» **Problem to solve**: Beginning at the line that contains "Type out the text in this image." and ending at the last line of the entries, write out each line exactly; include nothing outside that span.

» **Provided entries**:
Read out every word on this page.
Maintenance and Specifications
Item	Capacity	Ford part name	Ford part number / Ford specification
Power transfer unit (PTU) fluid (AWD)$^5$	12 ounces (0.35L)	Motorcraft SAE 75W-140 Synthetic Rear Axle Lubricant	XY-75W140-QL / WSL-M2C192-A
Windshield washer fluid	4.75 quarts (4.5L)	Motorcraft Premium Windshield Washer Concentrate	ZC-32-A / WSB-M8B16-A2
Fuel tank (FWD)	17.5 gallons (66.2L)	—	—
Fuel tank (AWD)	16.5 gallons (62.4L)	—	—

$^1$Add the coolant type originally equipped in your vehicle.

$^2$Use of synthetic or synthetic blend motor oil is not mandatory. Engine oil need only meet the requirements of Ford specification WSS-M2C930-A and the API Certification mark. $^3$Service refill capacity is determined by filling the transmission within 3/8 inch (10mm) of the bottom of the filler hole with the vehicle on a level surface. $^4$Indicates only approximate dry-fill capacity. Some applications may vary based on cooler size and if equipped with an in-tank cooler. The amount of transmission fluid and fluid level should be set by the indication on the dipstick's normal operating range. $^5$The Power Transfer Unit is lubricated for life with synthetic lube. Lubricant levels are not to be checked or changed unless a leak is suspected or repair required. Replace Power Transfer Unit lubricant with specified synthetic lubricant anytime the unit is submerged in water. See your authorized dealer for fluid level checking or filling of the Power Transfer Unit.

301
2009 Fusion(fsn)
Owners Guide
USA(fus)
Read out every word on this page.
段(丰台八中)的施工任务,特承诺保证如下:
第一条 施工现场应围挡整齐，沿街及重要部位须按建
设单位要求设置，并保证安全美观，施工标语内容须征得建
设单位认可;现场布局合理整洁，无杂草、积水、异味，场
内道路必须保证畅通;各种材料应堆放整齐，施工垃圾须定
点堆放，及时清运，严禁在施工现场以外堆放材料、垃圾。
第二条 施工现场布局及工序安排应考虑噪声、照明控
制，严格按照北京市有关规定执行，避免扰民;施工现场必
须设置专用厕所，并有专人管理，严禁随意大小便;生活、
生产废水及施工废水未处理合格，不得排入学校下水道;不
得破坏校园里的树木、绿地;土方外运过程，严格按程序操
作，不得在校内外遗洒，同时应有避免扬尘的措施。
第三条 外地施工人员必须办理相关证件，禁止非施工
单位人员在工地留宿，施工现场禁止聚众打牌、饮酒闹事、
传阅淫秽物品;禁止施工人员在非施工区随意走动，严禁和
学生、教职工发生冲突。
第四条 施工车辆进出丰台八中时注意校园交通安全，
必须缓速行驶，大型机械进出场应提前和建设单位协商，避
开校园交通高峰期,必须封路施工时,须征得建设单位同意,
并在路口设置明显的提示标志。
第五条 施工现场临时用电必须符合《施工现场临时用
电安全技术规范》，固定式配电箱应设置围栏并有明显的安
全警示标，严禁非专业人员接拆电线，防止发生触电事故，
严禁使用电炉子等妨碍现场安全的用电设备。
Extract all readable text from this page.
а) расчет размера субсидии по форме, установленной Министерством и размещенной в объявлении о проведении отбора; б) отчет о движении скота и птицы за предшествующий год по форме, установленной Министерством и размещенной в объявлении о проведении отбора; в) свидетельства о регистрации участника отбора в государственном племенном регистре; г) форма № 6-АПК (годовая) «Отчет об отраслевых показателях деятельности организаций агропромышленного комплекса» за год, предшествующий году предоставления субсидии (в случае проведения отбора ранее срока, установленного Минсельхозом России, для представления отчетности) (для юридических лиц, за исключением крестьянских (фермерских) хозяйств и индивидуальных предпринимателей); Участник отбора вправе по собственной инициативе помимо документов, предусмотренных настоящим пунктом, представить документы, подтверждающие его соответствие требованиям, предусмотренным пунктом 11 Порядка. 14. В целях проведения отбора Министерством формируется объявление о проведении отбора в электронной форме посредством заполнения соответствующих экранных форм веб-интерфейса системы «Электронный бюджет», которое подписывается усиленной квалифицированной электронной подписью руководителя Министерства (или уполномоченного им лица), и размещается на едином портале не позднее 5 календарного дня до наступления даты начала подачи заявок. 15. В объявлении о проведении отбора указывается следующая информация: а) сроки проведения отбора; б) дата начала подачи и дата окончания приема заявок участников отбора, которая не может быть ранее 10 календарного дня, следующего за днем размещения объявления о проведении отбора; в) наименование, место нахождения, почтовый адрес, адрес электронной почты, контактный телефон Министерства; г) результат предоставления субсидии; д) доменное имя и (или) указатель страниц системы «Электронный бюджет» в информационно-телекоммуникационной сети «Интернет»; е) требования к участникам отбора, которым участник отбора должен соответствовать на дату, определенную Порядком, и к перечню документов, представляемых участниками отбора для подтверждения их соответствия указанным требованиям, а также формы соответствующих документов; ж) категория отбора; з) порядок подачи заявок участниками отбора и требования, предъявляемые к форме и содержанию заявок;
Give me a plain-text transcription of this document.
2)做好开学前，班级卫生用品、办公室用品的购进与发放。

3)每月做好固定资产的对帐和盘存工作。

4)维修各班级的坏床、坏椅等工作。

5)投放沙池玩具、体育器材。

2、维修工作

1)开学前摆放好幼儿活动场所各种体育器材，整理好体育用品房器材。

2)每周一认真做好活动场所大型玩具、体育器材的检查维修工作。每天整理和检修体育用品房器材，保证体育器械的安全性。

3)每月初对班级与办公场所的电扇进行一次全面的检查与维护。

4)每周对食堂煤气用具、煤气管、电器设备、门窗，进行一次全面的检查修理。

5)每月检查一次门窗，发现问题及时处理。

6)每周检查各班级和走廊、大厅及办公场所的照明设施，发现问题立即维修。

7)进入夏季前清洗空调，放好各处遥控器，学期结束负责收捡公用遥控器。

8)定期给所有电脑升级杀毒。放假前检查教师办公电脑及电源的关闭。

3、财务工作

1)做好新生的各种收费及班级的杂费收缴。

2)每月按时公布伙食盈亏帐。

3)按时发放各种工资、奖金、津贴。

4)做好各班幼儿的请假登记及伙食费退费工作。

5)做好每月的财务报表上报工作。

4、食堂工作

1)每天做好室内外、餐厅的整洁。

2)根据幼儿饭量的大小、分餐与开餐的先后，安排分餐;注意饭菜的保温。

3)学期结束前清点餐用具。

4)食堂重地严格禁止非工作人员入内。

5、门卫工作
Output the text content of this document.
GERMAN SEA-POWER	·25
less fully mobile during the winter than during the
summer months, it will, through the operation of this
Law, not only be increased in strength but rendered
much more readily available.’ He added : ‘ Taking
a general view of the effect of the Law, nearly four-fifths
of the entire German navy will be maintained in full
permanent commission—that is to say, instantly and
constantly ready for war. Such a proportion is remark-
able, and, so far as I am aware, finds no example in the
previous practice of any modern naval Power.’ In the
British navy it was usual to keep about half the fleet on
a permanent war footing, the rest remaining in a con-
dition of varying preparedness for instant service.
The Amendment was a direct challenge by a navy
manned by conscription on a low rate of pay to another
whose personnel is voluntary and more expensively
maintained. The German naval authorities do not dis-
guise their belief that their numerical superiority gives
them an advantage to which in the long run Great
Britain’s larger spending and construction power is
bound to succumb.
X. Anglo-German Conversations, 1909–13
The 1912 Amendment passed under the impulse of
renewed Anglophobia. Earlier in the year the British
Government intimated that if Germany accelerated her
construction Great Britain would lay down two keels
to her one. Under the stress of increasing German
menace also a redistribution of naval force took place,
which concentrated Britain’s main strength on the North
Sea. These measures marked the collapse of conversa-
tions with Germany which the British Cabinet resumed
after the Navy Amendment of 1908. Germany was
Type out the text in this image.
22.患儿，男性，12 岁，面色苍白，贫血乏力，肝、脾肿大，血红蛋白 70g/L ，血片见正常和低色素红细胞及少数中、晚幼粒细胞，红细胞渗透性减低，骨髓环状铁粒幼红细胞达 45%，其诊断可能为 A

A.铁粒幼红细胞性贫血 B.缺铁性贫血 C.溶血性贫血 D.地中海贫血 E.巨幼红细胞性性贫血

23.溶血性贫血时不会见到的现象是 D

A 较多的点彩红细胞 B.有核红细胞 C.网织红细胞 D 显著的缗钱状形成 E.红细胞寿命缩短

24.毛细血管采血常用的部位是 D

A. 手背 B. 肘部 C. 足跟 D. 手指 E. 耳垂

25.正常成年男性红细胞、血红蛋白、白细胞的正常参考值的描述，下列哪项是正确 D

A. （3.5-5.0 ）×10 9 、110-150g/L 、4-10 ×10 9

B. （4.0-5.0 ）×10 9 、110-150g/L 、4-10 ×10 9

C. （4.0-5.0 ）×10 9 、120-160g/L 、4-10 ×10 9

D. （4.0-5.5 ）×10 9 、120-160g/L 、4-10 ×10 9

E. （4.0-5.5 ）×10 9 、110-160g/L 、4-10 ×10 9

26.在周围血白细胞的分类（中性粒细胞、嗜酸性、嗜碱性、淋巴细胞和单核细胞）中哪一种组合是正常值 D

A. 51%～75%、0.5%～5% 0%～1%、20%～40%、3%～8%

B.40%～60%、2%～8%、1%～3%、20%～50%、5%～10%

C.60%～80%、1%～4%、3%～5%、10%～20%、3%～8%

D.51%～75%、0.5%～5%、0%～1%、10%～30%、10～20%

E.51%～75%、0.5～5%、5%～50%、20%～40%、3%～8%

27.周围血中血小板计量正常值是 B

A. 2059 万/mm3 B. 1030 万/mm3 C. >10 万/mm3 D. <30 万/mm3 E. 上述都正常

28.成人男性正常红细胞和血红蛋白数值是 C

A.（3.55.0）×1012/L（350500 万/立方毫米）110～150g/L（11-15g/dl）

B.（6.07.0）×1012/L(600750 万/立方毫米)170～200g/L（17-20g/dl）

» **Correct output**:
Type out the text in this image.
22.患儿，男性，12 岁，面色苍白，贫血乏力，肝、脾肿大，血红蛋白 70g/L ，血片见正常和低色素红细胞及少数中、晚幼粒细胞，红细胞渗透性减低，骨髓环状铁粒幼红细胞达 45%，其诊断可能为 A

A.铁粒幼红细胞性贫血 B.缺铁性贫血 C.溶血性贫血 D.地中海贫血 E.巨幼红细胞性性贫血

23.溶血性贫血时不会见到的现象是 D

A 较多的点彩红细胞 B.有核红细胞 C.网织红细胞 D 显著的缗钱状形成 E.红细胞寿命缩短

24.毛细血管采血常用的部位是 D

A. 手背 B. 肘部 C. 足跟 D. 手指 E. 耳垂

25.正常成年男性红细胞、血红蛋白、白细胞的正常参考值的描述，下列哪项是正确 D

A. （3.5-5.0 ）×10 9 、110-150g/L 、4-10 ×10 9

B. （4.0-5.0 ）×10 9 、110-150g/L 、4-10 ×10 9

C. （4.0-5.0 ）×10 9 、120-160g/L 、4-10 ×10 9

D. （4.0-5.5 ）×10 9 、120-160g/L 、4-10 ×10 9

E. （4.0-5.5 ）×10 9 、110-160g/L 、4-10 ×10 9

26.在周围血白细胞的分类（中性粒细胞、嗜酸性、嗜碱性、淋巴细胞和单核细胞）中哪一种组合是正常值 D

A. 51%～75%、0.5%～5% 0%～1%、20%～40%、3%～8%

B.40%～60%、2%～8%、1%～3%、20%～50%、5%～10%

C.60%～80%、1%～4%、3%～5%、10%～20%、3%～8%

D.51%～75%、0.5%～5%、0%～1%、10%～30%、10～20%

E.51%～75%、0.5～5%、5%～50%、20%～40%、3%～8%

27.周围血中血小板计量正常值是 B

A. 2059 万/mm3 B. 1030 万/mm3 C. >10 万/mm3 D. <30 万/mm3 E. 上述都正常

28.成人男性正常红细胞和血红蛋白数值是 C

A.（3.55.0）×1012/L（350500 万/立方毫米）110～150g/L（11-15g/dl）

B.（6.07.0）×1012/L(600750 万/立方毫米)170～200g/L（17-20g/dl）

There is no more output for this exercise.